> Text segment

__________

Goodness-of-fit test

Given a known probability density $p$ (model) and a sample $\{ \mathbf{x}_i \}_{i=1}^n \sim q$ where $q$ is an unknown density, a goodness-of-fit test proposes the null hypothesis

$H_0: p = q$

against the alternative hypothesis

$H_1: p \neq q$.

In other words, it tests whether or not the sample $\{ \mathbf{x}_i \}_{i=1}^n $ is distributed according to a known $p$.

A Gaussian mean shift problem

Let us assume that the model

$$p(\mathbf{x})=\mathcal{N}\left(\left[\begin{array}{c} 0\\ 0 \end{array}\right],\left[\begin{array}{cc} 1 & 0\\ 0 & 1 \end{array}\right]\right). $$

in $\mathbb{R}^2$ (two-dimensional space).

Construct the model $p$

The model $p$ is specified by its density function. Specifically, our test requires $\nabla_{\mathbf{x}} \log p(\mathbf{x})$ (i.e., the derivative of the log density) which does not depend on the normalizer. So, when specifying the density $p$, it is sufficient to specify it up to the normalizer. The gradient $\nabla_{\mathbf{x}} \log p(\mathbf{x})$ will be automatically computed by autograd. Alternatively, we can also directly specify $\nabla_{\mathbf{x}} \log p(\mathbf{x})$. Here, we will construct our model by specifying $p(\mathbf{x})$.

Assume that we do the following import

import kgof.density as density.

In kgof package, a model $p$ can be specified by implementing the class density.UnnormalizedDensity. Implementing this directly is a bit tedious, however. An easier way is to use the function

density.from_log_den(d, f)

__________

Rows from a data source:

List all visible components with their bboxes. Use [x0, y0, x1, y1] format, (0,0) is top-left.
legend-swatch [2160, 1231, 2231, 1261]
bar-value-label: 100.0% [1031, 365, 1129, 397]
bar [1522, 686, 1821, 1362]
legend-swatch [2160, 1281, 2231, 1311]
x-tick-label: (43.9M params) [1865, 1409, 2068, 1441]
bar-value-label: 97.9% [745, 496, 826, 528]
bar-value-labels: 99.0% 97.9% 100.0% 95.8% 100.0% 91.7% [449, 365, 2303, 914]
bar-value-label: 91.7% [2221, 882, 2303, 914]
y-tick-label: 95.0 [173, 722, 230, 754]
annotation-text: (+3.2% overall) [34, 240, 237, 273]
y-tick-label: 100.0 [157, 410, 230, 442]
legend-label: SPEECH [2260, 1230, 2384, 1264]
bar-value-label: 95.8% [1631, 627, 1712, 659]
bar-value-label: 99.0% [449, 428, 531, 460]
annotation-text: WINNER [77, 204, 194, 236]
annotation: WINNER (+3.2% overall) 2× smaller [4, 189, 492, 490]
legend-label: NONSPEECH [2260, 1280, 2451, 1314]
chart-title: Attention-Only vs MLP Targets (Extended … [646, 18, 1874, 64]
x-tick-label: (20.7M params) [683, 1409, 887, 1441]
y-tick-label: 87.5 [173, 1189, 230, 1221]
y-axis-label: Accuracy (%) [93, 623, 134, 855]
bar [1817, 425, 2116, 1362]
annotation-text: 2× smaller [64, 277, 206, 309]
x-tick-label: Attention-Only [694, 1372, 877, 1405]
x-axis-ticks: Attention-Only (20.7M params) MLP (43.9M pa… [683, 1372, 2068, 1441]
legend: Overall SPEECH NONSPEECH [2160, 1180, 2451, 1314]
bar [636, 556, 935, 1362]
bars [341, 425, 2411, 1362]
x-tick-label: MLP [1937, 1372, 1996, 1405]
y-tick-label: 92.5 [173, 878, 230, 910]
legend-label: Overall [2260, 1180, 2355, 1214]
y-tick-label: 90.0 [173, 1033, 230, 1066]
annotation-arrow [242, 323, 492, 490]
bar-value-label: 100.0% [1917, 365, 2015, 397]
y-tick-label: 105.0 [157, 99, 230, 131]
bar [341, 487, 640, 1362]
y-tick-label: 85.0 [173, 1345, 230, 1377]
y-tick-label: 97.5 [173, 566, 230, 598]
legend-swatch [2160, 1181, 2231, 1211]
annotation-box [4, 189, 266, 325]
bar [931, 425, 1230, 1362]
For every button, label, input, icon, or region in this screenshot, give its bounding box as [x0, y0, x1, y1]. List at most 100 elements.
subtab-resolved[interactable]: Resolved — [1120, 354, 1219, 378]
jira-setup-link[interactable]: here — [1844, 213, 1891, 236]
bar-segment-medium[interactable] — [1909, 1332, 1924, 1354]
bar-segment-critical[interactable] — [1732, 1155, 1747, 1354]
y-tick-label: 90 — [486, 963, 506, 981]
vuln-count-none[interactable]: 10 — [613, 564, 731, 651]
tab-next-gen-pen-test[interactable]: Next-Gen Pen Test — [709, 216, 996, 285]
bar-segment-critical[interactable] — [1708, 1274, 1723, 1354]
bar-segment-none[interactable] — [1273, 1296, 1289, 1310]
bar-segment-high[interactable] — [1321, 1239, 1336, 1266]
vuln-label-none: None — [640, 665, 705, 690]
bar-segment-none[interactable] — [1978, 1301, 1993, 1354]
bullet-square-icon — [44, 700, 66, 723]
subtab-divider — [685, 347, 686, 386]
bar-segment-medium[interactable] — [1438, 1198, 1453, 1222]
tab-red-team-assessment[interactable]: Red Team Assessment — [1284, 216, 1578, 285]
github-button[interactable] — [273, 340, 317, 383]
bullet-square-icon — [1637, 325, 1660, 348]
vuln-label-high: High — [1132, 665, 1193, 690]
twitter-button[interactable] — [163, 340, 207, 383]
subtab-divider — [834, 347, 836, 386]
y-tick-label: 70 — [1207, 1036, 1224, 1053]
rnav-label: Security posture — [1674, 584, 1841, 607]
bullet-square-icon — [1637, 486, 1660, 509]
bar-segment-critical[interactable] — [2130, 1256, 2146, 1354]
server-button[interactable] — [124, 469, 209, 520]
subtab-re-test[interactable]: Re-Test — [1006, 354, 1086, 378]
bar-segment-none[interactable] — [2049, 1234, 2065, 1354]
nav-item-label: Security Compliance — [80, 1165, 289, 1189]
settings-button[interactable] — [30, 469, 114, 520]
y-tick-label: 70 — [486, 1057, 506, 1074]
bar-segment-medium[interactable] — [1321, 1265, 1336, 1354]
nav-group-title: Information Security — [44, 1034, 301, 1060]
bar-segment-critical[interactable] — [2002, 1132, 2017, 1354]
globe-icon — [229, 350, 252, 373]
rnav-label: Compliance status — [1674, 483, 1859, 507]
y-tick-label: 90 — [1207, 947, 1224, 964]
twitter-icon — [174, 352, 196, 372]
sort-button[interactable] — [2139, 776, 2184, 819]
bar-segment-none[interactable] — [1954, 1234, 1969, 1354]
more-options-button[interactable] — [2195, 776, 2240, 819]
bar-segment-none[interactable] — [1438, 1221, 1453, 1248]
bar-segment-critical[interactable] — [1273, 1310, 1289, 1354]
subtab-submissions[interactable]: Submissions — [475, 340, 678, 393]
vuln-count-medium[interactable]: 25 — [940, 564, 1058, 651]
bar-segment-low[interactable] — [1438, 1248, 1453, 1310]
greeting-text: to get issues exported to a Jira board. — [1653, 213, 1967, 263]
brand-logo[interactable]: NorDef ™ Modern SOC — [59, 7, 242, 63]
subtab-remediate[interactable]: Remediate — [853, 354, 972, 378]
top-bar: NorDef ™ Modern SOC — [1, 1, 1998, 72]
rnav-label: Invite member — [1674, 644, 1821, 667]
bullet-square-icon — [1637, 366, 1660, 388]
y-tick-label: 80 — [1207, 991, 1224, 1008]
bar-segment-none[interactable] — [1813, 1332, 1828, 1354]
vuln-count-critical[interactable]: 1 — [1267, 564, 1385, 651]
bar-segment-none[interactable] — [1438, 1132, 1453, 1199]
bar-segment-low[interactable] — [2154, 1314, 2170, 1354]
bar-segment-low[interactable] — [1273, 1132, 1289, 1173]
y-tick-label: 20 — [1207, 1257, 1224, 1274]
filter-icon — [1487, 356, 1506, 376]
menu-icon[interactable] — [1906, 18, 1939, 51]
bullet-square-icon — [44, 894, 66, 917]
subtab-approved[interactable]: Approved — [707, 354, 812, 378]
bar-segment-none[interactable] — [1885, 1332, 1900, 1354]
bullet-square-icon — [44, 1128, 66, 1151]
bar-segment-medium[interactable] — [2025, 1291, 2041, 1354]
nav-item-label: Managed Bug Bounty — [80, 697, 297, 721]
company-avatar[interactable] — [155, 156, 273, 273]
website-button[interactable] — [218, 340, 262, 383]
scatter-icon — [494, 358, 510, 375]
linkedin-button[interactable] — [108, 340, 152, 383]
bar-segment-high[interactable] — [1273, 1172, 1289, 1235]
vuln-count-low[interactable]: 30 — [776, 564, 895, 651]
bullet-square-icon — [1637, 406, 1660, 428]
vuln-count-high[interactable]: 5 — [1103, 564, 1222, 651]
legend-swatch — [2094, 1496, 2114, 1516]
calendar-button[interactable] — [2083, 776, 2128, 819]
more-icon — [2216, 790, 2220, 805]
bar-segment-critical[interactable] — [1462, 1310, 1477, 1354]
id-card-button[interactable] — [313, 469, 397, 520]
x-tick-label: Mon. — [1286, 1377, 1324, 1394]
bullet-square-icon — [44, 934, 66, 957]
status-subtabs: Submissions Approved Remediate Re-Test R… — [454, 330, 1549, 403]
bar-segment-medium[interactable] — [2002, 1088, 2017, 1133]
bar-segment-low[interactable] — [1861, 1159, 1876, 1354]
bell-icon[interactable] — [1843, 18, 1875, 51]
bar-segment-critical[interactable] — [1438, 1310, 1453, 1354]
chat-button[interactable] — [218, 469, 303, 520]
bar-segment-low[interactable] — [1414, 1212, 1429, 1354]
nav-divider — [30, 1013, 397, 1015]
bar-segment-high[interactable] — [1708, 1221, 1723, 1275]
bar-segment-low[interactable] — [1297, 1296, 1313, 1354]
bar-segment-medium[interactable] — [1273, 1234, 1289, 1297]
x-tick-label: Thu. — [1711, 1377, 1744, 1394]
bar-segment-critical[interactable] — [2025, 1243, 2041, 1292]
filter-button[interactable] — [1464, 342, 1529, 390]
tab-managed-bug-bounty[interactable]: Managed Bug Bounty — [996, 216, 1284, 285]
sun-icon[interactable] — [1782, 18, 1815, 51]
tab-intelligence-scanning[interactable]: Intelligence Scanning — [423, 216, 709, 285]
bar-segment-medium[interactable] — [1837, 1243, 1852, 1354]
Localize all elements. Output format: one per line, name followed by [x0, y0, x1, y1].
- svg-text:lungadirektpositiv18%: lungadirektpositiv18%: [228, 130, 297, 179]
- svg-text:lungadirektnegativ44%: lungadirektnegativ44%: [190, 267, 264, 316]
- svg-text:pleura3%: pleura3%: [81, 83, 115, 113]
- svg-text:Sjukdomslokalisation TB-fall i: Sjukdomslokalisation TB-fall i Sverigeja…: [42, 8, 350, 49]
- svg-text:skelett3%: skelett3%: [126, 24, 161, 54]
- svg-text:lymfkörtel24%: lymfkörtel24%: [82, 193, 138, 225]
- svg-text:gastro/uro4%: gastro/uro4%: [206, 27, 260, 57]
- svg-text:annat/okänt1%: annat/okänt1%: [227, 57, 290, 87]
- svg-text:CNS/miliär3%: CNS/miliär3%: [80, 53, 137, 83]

__________

> Required actions
a: Repeat, word for word, the part of the goodness-of-fit text between "The model $p$ is" and "density.from_log_den(d, f)", inclusive.
b: Please return each row above that contains the string "swatch". Case matters.

> Results of the tasks
a:
The model $p$ is specified by its density function. Specifically, our test requires $\nabla_{\mathbf{x}} \log p(\mathbf{x})$ (i.e., the derivative of the log density) which does not depend on the normalizer. So, when specifying the density $p$, it is sufficient to specify it up to the normalizer. The gradient $\nabla_{\mathbf{x}} \log p(\mathbf{x})$ will be automatically computed by autograd. Alternatively, we can also directly specify $\nabla_{\mathbf{x}} \log p(\mathbf{x})$. Here, we will construct our model by specifying $p(\mathbf{x})$.

Assume that we do the following import

import kgof.density as density.

In kgof package, a model $p$ can be specified by implementing the class density.UnnormalizedDensity. Implementing this directly is a bit tedious, however. An easier way is to use the function

density.from_log_den(d, f)

b:
legend-swatch [2160, 1231, 2231, 1261]
legend-swatch [2160, 1281, 2231, 1311]
legend-swatch [2160, 1181, 2231, 1211]
legend-swatch — [2094, 1496, 2114, 1516]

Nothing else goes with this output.